→ EXTRACT TO READ:
=== Begin Enclosure ===

In Situ‐Engineered MOF/Polymer Hybrid Electrolyte With 3D Continuous Ion Channels for High‐Voltage and Thermal‐Resistant Lithium Metal Batteries

ABSTRACT Composite quasi‐solid‐state electrolytes are pivotal for enabling high‐energy‐density lithium metal batteries (LMBs), yet their practical application is hindered by discontinuous ion transport, poor interfacial stability, and limited high‐voltage endurance. Here, a universal in situ growth strategy is developed to construct a metal‐organic framework (MOF)/polymer composite electrolyte (ZCPSE) with hierarchically ordered ion‐conducting networks. The ultra‐uniform MOF nanoparticles (e.g., ZIF‐8) are anchored onto polymer nanofibers, creating abundant nanopores and Lewis acid sites that synergistically enhance Li⁺ transport and oxidative stability. The resulting ZCPSE exhibits unprecedented ionic conductivity (0.46 mS cm −1 at 25°C), a wide electrochemical window (5.15 V vs. Li/Li + ), and exceptional mechanical strength (151.2 MPa, 4× higher than pristine polymer membrane). Theoretical simulations reveal that the 3D continuous MOF/polymer interface facilitates rapid Li + dissociation and uniform flux distribution, endowing ZCPSE with a high Li + transference number (0.74) and dendrite‐free Li plating/stripping (2000 h in Li|Li symmetric cells). Practical applicability is demonstrated in Li|LiFePO 4 cells (stable cycling at 25°C–100°C) and high‐voltage Li|LiNi 0.8 Co 0.1 Mn 0.1 O 2 full cells (4.5 V, 100 cycles with 99.2% capacity retention). This study provides a paradigm for designing MOF‐based hybrid electrolytes with simultaneous ionic, mechanical, and interfacial optimization, paving the way for safe and high‐energy LMBs.

=== End Enclosure ===

→ WHAT YOU ARE ASKED TO DO:
For each statement, say yes or no to whether it agrees with the abstract, and quote the abstract's words that decide it. (a) The composite electrolyte reaches an ionic conductivity of 0.46 mS cm −1 at 25°C. (b) Li|Li symmetric cells showed dendrite-free plating and stripping for 1000 h. (c) The composite electrolyte's mechanical strength is about twice that of the pristine polymer membrane. Rely on nothing but the abstract.

→ SOURCE MATERIAL:
=== Begin Enclosure ===

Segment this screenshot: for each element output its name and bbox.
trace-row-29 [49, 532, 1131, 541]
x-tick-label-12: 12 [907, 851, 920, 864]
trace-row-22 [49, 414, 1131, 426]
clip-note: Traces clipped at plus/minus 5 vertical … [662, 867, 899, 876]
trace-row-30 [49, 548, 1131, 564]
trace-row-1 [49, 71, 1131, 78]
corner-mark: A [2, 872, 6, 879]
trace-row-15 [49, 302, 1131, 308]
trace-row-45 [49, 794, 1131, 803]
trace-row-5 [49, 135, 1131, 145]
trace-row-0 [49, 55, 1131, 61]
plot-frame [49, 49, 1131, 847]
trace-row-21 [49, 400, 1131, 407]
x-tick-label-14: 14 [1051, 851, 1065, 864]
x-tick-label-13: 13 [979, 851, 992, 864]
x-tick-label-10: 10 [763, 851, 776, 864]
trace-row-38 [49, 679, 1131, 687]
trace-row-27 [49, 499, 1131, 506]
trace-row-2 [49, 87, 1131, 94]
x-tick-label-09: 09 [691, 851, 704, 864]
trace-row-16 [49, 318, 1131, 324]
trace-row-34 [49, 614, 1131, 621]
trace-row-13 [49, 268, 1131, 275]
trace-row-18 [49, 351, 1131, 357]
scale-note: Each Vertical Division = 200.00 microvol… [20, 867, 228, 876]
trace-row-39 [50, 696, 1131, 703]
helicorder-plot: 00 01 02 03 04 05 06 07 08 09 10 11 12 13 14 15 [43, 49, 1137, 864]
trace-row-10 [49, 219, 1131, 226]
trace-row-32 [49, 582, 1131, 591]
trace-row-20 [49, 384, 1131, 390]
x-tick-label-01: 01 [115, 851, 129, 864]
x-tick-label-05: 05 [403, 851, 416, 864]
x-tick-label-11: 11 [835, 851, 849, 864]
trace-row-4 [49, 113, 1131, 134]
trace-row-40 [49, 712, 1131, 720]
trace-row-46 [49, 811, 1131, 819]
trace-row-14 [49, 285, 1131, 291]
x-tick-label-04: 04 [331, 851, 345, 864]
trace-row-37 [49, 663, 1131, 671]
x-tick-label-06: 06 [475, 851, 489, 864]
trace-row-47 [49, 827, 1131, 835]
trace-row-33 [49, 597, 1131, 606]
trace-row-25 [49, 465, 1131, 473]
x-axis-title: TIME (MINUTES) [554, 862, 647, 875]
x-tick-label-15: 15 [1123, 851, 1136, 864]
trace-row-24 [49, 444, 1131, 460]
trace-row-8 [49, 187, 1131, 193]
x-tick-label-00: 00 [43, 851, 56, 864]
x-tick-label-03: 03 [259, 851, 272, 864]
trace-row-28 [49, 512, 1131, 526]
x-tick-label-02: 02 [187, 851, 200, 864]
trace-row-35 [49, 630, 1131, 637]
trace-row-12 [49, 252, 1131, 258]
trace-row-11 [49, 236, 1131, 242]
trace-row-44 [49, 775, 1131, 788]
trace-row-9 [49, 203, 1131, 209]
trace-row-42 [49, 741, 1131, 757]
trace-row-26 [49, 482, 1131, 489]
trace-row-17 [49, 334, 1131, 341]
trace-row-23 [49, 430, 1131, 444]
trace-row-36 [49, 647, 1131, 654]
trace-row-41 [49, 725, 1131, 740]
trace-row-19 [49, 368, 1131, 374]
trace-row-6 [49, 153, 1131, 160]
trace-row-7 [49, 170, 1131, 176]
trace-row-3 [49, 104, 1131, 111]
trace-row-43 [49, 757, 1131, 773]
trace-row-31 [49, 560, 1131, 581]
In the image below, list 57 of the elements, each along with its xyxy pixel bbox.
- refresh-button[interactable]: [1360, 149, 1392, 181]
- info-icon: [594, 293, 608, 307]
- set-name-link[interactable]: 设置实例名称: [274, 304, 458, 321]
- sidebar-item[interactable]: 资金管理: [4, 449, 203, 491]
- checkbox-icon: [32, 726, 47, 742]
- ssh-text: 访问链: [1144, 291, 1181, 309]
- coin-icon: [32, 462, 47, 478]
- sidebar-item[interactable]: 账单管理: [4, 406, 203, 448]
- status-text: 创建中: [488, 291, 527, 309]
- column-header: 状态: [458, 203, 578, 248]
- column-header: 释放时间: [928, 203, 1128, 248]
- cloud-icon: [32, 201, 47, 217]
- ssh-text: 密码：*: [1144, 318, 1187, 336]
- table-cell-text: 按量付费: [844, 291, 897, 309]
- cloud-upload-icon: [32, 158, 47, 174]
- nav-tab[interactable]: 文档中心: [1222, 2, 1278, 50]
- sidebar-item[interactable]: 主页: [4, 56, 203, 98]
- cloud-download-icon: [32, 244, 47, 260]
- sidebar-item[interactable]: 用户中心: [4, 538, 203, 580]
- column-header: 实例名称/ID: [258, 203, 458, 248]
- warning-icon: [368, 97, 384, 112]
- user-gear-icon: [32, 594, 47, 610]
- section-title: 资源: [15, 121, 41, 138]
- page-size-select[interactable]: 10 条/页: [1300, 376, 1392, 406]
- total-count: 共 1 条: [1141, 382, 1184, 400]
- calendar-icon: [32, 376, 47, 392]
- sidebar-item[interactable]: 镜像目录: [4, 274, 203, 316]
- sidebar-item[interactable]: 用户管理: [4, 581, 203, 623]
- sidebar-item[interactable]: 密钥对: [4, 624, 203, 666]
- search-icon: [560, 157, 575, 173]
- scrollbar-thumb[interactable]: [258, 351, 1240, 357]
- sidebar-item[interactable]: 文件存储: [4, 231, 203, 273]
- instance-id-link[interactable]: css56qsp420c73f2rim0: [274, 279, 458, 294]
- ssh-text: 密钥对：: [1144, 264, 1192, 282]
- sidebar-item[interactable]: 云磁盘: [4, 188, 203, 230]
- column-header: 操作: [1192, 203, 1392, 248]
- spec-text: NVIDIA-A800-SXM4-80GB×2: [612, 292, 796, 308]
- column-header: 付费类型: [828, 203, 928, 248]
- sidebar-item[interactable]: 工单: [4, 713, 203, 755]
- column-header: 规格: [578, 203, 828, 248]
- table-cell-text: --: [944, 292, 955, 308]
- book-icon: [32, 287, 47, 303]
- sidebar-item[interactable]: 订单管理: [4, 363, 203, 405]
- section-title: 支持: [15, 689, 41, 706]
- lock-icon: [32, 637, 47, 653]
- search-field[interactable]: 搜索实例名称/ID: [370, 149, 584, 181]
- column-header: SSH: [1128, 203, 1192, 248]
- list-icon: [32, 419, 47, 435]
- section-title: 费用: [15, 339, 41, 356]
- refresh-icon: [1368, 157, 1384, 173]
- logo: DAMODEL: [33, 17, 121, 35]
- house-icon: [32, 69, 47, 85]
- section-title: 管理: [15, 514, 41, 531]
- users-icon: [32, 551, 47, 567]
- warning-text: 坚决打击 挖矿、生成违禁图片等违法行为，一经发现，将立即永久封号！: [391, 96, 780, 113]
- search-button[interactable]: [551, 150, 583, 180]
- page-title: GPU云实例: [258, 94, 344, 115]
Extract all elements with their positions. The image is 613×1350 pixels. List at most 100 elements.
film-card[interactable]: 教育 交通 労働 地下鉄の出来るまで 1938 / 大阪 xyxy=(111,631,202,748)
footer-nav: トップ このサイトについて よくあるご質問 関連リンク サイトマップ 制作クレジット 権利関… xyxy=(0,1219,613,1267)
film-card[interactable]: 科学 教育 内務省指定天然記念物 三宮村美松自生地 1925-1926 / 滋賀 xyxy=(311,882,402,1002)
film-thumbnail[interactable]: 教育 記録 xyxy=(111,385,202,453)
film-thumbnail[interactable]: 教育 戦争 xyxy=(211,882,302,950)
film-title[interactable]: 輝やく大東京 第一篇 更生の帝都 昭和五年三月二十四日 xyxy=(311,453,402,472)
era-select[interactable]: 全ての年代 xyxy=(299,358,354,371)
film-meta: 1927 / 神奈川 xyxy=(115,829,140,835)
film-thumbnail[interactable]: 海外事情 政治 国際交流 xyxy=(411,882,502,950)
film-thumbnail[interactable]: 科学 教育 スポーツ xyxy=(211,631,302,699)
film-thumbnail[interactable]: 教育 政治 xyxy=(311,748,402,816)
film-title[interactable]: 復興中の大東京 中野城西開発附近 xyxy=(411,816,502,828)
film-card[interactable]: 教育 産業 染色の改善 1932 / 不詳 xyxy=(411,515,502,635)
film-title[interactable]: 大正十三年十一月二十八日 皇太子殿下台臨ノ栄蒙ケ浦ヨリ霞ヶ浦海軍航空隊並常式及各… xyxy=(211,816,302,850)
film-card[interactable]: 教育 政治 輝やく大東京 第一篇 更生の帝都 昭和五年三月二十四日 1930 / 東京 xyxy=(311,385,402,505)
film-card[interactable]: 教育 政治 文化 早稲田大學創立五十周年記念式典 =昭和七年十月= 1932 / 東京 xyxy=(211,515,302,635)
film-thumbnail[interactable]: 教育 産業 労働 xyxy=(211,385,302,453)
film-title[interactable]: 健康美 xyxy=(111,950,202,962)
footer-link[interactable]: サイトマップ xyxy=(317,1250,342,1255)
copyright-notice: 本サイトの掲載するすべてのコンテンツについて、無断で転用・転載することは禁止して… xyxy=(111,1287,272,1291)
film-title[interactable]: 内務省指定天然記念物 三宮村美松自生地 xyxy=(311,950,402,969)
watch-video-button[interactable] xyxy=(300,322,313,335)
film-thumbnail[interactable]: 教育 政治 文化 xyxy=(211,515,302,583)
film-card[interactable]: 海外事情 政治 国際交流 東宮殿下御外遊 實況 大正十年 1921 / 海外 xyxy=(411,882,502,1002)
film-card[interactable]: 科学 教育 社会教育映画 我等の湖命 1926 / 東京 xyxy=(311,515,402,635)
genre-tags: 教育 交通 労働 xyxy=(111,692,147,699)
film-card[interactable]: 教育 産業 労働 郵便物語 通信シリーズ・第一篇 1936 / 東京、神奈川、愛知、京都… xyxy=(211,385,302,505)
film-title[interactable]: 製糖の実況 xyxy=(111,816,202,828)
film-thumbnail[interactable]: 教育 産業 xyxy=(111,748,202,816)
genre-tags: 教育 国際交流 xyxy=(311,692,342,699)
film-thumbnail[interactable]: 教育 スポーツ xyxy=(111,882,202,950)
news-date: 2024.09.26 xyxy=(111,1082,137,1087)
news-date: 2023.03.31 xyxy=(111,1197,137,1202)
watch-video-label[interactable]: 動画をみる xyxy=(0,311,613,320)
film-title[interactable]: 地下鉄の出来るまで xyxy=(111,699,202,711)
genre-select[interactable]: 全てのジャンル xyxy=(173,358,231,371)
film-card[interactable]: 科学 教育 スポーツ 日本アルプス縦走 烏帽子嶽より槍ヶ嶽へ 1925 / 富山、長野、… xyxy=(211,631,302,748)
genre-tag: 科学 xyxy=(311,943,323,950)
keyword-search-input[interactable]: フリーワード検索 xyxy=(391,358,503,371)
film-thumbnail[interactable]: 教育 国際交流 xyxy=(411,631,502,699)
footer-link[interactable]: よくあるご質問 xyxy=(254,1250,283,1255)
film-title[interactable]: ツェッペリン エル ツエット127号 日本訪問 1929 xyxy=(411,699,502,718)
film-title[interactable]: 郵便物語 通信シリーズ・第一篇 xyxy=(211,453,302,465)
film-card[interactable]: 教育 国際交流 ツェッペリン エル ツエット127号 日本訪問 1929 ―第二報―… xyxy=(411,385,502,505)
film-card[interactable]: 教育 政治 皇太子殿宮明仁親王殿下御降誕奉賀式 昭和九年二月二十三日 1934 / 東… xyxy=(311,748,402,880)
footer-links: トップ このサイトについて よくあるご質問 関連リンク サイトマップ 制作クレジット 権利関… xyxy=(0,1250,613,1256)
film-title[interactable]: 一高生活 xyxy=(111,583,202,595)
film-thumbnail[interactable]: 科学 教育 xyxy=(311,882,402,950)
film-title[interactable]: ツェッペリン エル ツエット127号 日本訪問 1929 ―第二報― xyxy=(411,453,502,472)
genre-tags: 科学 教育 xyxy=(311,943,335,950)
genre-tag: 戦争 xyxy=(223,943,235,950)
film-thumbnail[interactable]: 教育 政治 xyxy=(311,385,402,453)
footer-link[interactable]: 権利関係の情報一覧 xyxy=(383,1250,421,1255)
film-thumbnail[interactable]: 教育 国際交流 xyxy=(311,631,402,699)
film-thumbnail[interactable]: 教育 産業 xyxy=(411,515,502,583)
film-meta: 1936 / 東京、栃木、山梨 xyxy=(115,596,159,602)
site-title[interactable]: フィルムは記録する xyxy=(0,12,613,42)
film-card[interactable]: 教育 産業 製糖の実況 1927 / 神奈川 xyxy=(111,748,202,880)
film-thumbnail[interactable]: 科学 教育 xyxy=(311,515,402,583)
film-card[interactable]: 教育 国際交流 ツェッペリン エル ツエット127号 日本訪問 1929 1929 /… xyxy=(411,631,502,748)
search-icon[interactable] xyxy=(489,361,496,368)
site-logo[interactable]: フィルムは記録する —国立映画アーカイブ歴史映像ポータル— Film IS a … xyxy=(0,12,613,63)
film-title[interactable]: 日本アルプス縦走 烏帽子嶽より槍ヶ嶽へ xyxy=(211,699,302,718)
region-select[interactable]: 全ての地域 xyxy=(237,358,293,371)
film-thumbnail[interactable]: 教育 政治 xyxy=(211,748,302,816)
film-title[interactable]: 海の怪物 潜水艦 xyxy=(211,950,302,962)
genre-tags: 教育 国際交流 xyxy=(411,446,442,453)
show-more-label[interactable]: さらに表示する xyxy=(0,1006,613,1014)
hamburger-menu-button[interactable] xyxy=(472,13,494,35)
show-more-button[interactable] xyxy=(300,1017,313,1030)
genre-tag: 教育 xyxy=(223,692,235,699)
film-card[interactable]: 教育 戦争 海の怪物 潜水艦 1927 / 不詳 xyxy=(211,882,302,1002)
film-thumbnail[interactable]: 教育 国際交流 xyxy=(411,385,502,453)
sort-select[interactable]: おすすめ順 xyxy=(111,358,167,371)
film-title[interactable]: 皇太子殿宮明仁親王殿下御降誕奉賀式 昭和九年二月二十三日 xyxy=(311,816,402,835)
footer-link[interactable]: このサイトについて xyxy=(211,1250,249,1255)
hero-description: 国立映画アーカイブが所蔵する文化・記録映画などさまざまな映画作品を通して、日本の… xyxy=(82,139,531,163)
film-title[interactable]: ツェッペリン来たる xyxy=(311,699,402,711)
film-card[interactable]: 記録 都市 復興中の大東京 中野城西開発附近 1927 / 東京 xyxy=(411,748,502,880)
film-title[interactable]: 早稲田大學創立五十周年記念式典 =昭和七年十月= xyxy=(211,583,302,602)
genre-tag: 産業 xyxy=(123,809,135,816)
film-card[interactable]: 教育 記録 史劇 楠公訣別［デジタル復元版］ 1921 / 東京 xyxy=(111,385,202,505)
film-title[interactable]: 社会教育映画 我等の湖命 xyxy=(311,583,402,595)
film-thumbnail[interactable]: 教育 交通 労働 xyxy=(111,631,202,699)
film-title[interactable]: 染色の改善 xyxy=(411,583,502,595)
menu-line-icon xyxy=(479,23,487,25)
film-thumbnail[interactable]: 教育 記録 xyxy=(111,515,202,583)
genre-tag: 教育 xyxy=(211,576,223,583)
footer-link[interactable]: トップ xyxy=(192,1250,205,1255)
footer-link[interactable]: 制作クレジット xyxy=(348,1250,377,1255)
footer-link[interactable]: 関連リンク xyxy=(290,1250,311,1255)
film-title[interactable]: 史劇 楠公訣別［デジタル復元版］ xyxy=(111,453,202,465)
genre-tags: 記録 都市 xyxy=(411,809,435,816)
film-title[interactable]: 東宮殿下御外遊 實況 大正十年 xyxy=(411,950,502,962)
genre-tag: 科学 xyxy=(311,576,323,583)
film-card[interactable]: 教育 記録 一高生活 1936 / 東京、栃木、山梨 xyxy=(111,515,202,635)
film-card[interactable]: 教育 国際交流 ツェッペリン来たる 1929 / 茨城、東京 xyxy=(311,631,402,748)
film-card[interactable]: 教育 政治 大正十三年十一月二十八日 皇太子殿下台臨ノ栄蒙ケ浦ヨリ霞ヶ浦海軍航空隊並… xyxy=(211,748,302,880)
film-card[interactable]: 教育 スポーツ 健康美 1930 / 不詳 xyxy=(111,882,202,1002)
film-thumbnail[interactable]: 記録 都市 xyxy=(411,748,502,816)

=== End Enclosure ===

→ COMPLETED EXERCISE:
(a) Yes: "0.46 mS cm −1 at 25°C"
(b) No: "2000 h in Li|Li symmetric cells"
(c) No: "151.2 MPa, 4× higher than pristine polymer membrane"